▽

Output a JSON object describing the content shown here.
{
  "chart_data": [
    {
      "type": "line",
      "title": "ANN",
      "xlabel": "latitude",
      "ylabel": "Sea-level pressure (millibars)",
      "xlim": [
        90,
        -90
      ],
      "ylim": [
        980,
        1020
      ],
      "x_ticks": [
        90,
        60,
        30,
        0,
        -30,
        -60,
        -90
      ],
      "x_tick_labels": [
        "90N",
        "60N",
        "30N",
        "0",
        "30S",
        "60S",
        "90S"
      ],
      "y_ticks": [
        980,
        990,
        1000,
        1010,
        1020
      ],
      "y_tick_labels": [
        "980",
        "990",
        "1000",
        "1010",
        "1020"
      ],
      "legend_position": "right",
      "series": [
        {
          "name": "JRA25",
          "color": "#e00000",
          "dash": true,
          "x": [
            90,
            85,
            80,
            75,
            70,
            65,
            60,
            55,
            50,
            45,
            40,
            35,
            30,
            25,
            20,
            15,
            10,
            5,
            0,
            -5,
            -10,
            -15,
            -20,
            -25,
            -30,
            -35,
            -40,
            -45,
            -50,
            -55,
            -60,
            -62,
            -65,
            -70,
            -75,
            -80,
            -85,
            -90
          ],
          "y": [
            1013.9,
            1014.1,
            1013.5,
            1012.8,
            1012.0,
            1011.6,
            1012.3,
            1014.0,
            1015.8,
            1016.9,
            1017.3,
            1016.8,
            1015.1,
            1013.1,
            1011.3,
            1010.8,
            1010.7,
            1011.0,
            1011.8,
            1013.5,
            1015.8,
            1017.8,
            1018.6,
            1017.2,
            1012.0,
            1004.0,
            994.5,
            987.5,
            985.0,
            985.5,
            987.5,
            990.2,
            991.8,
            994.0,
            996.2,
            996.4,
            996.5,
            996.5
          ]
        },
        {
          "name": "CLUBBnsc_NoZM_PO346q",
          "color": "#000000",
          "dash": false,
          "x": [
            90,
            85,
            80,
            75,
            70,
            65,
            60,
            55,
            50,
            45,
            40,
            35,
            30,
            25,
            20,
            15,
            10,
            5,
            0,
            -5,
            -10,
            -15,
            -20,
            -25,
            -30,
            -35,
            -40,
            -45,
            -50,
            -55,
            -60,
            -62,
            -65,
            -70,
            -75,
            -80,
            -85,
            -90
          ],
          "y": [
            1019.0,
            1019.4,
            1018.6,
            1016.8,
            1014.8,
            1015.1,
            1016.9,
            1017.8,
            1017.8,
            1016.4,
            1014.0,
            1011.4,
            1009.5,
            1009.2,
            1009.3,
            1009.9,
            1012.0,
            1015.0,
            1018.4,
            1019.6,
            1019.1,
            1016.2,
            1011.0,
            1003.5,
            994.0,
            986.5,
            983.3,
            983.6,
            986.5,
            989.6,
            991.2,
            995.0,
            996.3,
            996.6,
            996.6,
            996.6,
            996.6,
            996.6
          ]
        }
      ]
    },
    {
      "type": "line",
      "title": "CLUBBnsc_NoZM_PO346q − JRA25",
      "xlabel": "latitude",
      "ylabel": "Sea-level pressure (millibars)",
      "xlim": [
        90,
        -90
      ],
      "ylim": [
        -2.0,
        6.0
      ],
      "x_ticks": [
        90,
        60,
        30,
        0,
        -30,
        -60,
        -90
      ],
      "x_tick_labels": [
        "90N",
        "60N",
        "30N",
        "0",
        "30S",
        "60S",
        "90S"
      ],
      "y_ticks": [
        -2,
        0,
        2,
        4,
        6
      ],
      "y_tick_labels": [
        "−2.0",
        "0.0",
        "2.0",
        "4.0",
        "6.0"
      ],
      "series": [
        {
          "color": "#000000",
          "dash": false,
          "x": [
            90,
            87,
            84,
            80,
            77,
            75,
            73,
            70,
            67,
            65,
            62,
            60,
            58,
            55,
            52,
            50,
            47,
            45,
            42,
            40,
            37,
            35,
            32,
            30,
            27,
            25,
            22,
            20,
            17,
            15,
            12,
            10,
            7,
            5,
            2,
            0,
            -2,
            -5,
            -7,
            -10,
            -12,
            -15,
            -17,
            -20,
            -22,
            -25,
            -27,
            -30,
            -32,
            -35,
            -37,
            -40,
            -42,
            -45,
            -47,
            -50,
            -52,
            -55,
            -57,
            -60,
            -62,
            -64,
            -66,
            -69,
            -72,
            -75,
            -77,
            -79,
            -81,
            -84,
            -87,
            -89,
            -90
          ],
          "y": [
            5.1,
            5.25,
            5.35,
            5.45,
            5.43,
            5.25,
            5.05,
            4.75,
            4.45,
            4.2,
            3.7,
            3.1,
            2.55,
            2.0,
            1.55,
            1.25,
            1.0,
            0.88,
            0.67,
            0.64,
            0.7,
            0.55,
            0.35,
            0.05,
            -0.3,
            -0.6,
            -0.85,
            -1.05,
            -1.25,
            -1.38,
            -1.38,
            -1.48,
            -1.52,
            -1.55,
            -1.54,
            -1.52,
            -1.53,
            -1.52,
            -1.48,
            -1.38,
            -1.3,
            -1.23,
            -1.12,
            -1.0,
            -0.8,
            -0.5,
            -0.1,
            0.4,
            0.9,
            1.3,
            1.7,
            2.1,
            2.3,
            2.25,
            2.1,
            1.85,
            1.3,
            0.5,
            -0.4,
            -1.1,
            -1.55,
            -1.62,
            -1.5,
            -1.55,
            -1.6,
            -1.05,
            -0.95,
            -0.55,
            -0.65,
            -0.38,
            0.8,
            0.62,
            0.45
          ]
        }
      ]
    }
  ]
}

△

Exercise prompt —
Report how many lines contain "title". Give nothing but the number.

In response —
2